[Records from a data source]
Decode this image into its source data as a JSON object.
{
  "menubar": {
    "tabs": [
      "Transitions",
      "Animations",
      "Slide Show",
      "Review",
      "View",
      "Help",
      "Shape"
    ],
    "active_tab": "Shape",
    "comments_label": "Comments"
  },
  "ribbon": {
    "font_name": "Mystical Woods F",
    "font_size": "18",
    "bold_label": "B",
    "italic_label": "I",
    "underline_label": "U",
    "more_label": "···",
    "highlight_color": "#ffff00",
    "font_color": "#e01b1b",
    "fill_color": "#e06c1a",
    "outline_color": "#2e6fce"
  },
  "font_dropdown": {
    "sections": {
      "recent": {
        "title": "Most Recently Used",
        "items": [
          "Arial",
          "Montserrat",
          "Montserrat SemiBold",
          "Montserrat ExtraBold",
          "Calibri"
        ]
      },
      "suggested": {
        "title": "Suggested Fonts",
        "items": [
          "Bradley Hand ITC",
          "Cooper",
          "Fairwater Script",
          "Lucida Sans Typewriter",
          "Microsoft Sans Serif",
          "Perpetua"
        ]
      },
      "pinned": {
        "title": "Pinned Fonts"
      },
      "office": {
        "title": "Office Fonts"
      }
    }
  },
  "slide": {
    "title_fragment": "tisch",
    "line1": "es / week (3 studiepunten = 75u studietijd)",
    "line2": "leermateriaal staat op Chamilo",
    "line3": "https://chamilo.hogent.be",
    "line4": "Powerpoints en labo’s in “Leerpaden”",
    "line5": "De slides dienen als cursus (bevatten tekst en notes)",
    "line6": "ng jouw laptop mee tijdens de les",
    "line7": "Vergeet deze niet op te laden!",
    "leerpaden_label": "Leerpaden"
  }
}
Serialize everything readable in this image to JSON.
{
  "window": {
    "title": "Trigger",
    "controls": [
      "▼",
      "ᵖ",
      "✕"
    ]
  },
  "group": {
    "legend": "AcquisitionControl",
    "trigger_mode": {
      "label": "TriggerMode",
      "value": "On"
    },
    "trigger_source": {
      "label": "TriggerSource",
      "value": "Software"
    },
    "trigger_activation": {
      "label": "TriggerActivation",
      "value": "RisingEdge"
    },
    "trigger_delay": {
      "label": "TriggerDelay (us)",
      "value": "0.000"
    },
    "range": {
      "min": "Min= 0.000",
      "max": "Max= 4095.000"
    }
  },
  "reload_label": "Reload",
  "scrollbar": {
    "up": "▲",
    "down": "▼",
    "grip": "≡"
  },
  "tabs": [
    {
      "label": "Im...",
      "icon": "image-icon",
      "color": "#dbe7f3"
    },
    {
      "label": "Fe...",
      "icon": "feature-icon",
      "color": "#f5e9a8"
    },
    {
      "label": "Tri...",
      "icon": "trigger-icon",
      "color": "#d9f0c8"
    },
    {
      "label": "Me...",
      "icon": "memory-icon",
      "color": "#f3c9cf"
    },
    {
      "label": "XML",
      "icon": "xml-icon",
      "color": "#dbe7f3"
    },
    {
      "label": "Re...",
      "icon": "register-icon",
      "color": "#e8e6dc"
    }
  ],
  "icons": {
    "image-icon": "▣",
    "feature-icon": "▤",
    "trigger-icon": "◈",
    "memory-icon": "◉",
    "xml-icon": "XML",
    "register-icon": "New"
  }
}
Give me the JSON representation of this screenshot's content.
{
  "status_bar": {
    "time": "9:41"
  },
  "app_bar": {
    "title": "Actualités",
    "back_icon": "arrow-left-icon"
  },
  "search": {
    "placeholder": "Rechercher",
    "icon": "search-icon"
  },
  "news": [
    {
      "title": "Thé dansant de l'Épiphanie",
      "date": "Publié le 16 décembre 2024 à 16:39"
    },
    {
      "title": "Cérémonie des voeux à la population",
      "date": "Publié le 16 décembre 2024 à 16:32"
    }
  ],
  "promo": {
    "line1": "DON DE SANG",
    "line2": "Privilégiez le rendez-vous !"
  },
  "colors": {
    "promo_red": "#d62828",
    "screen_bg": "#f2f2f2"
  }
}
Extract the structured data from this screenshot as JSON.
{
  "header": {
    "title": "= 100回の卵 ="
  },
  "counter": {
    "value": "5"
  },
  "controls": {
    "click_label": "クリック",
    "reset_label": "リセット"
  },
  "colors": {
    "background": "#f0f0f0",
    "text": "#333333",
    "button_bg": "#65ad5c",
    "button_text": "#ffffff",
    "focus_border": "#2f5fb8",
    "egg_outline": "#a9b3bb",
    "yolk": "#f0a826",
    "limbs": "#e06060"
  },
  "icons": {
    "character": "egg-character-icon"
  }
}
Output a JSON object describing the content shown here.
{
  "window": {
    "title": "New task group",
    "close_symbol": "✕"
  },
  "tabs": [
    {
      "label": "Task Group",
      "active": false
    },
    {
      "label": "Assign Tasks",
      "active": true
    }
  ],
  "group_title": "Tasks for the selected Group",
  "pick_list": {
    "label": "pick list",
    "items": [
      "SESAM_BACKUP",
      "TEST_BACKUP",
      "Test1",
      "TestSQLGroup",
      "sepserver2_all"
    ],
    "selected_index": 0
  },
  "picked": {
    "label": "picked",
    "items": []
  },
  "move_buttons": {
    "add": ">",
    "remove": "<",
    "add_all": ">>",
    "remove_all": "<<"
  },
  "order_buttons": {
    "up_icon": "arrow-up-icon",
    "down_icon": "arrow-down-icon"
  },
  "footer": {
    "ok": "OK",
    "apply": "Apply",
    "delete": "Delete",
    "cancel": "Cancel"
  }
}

▶ Written exercise: Quote all the records exactly, please, leaving none out.

▶ Solution:
Decode this image into its source data as a JSON object.
{
  "menubar": {
    "tabs": [
      "Transitions",
      "Animations",
      "Slide Show",
      "Review",
      "View",
      "Help",
      "Shape"
    ],
    "active_tab": "Shape",
    "comments_label": "Comments"
  },
  "ribbon": {
    "font_name": "Mystical Woods F",
    "font_size": "18",
    "bold_label": "B",
    "italic_label": "I",
    "underline_label": "U",
    "more_label": "···",
    "highlight_color": "#ffff00",
    "font_color": "#e01b1b",
    "fill_color": "#e06c1a",
    "outline_color": "#2e6fce"
  },
  "font_dropdown": {
    "sections": {
      "recent": {
        "title": "Most Recently Used",
        "items": [
          "Arial",
          "Montserrat",
          "Montserrat SemiBold",
          "Montserrat ExtraBold",
          "Calibri"
        ]
      },
      "suggested": {
        "title": "Suggested Fonts",
        "items": [
          "Bradley Hand ITC",
          "Cooper",
          "Fairwater Script",
          "Lucida Sans Typewriter",
          "Microsoft Sans Serif",
          "Perpetua"
        ]
      },
      "pinned": {
        "title": "Pinned Fonts"
      },
      "office": {
        "title": "Office Fonts"
      }
    }
  },
  "slide": {
    "title_fragment": "tisch",
    "line1": "es / week (3 studiepunten = 75u studietijd)",
    "line2": "leermateriaal staat op Chamilo",
    "line3": "https://chamilo.hogent.be",
    "line4": "Powerpoints en labo’s in “Leerpaden”",
    "line5": "De slides dienen als cursus (bevatten tekst en notes)",
    "line6": "ng jouw laptop mee tijdens de les",
    "line7": "Vergeet deze niet op te laden!",
    "leerpaden_label": "Leerpaden"
  }
}
Serialize everything readable in this image to JSON.
{
  "window": {
    "title": "Trigger",
    "controls": [
      "▼",
      "ᵖ",
      "✕"
    ]
  },
  "group": {
    "legend": "AcquisitionControl",
    "trigger_mode": {
      "label": "TriggerMode",
      "value": "On"
    },
    "trigger_source": {
      "label": "TriggerSource",
      "value": "Software"
    },
    "trigger_activation": {
      "label": "TriggerActivation",
      "value": "RisingEdge"
    },
    "trigger_delay": {
      "label": "TriggerDelay (us)",
      "value": "0.000"
    },
    "range": {
      "min": "Min= 0.000",
      "max": "Max= 4095.000"
    }
  },
  "reload_label": "Reload",
  "scrollbar": {
    "up": "▲",
    "down": "▼",
    "grip": "≡"
  },
  "tabs": [
    {
      "label": "Im...",
      "icon": "image-icon",
      "color": "#dbe7f3"
    },
    {
      "label": "Fe...",
      "icon": "feature-icon",
      "color": "#f5e9a8"
    },
    {
      "label": "Tri...",
      "icon": "trigger-icon",
      "color": "#d9f0c8"
    },
    {
      "label": "Me...",
      "icon": "memory-icon",
      "color": "#f3c9cf"
    },
    {
      "label": "XML",
      "icon": "xml-icon",
      "color": "#dbe7f3"
    },
    {
      "label": "Re...",
      "icon": "register-icon",
      "color": "#e8e6dc"
    }
  ],
  "icons": {
    "image-icon": "▣",
    "feature-icon": "▤",
    "trigger-icon": "◈",
    "memory-icon": "◉",
    "xml-icon": "XML",
    "register-icon": "New"
  }
}
Give me the JSON representation of this screenshot's content.
{
  "status_bar": {
    "time": "9:41"
  },
  "app_bar": {
    "title": "Actualités",
    "back_icon": "arrow-left-icon"
  },
  "search": {
    "placeholder": "Rechercher",
    "icon": "search-icon"
  },
  "news": [
    {
      "title": "Thé dansant de l'Épiphanie",
      "date": "Publié le 16 décembre 2024 à 16:39"
    },
    {
      "title": "Cérémonie des voeux à la population",
      "date": "Publié le 16 décembre 2024 à 16:32"
    }
  ],
  "promo": {
    "line1": "DON DE SANG",
    "line2": "Privilégiez le rendez-vous !"
  },
  "colors": {
    "promo_red": "#d62828",
    "screen_bg": "#f2f2f2"
  }
}
Extract the structured data from this screenshot as JSON.
{
  "header": {
    "title": "= 100回の卵 ="
  },
  "counter": {
    "value": "5"
  },
  "controls": {
    "click_label": "クリック",
    "reset_label": "リセット"
  },
  "colors": {
    "background": "#f0f0f0",
    "text": "#333333",
    "button_bg": "#65ad5c",
    "button_text": "#ffffff",
    "focus_border": "#2f5fb8",
    "egg_outline": "#a9b3bb",
    "yolk": "#f0a826",
    "limbs": "#e06060"
  },
  "icons": {
    "character": "egg-character-icon"
  }
}
Output a JSON object describing the content shown here.
{
  "window": {
    "title": "New task group",
    "close_symbol": "✕"
  },
  "tabs": [
    {
      "label": "Task Group",
      "active": false
    },
    {
      "label": "Assign Tasks",
      "active": true
    }
  ],
  "group_title": "Tasks for the selected Group",
  "pick_list": {
    "label": "pick list",
    "items": [
      "SESAM_BACKUP",
      "TEST_BACKUP",
      "Test1",
      "TestSQLGroup",
      "sepserver2_all"
    ],
    "selected_index": 0
  },
  "picked": {
    "label": "picked",
    "items": []
  },
  "move_buttons": {
    "add": ">",
    "remove": "<",
    "add_all": ">>",
    "remove_all": "<<"
  },
  "order_buttons": {
    "up_icon": "arrow-up-icon",
    "down_icon": "arrow-down-icon"
  },
  "footer": {
    "ok": "OK",
    "apply": "Apply",
    "delete": "Delete",
    "cancel": "Cancel"
  }
}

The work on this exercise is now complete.